## Start SUPPLIED DATA

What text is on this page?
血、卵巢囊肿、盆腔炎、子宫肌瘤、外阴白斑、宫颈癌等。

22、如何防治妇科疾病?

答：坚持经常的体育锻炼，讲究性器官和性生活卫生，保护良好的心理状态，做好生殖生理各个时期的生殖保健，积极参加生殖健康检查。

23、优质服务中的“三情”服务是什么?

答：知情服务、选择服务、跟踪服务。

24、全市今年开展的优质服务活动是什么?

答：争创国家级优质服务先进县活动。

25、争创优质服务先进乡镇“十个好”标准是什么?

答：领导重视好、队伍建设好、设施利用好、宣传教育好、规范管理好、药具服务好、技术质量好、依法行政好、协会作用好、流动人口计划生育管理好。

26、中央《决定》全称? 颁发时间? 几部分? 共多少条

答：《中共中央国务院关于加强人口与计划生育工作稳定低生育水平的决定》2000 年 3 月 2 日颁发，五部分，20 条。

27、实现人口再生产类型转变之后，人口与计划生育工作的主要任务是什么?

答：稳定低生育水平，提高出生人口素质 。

## End SUPPLIED DATA

> [TASK]: Extract every record. Keep wording exact.

> [FINAL RESULT]:
What text is on this page?
血、卵巢囊肿、盆腔炎、子宫肌瘤、外阴白斑、宫颈癌等。

22、如何防治妇科疾病?

答：坚持经常的体育锻炼，讲究性器官和性生活卫生，保护良好的心理状态，做好生殖生理各个时期的生殖保健，积极参加生殖健康检查。

23、优质服务中的“三情”服务是什么?

答：知情服务、选择服务、跟踪服务。

24、全市今年开展的优质服务活动是什么?

答：争创国家级优质服务先进县活动。

25、争创优质服务先进乡镇“十个好”标准是什么?

答：领导重视好、队伍建设好、设施利用好、宣传教育好、规范管理好、药具服务好、技术质量好、依法行政好、协会作用好、流动人口计划生育管理好。

26、中央《决定》全称? 颁发时间? 几部分? 共多少条

答：《中共中央国务院关于加强人口与计划生育工作稳定低生育水平的决定》2000 年 3 月 2 日颁发，五部分，20 条。

27、实现人口再生产类型转变之后，人口与计划生育工作的主要任务是什么?

答：稳定低生育水平，提高出生人口素质 。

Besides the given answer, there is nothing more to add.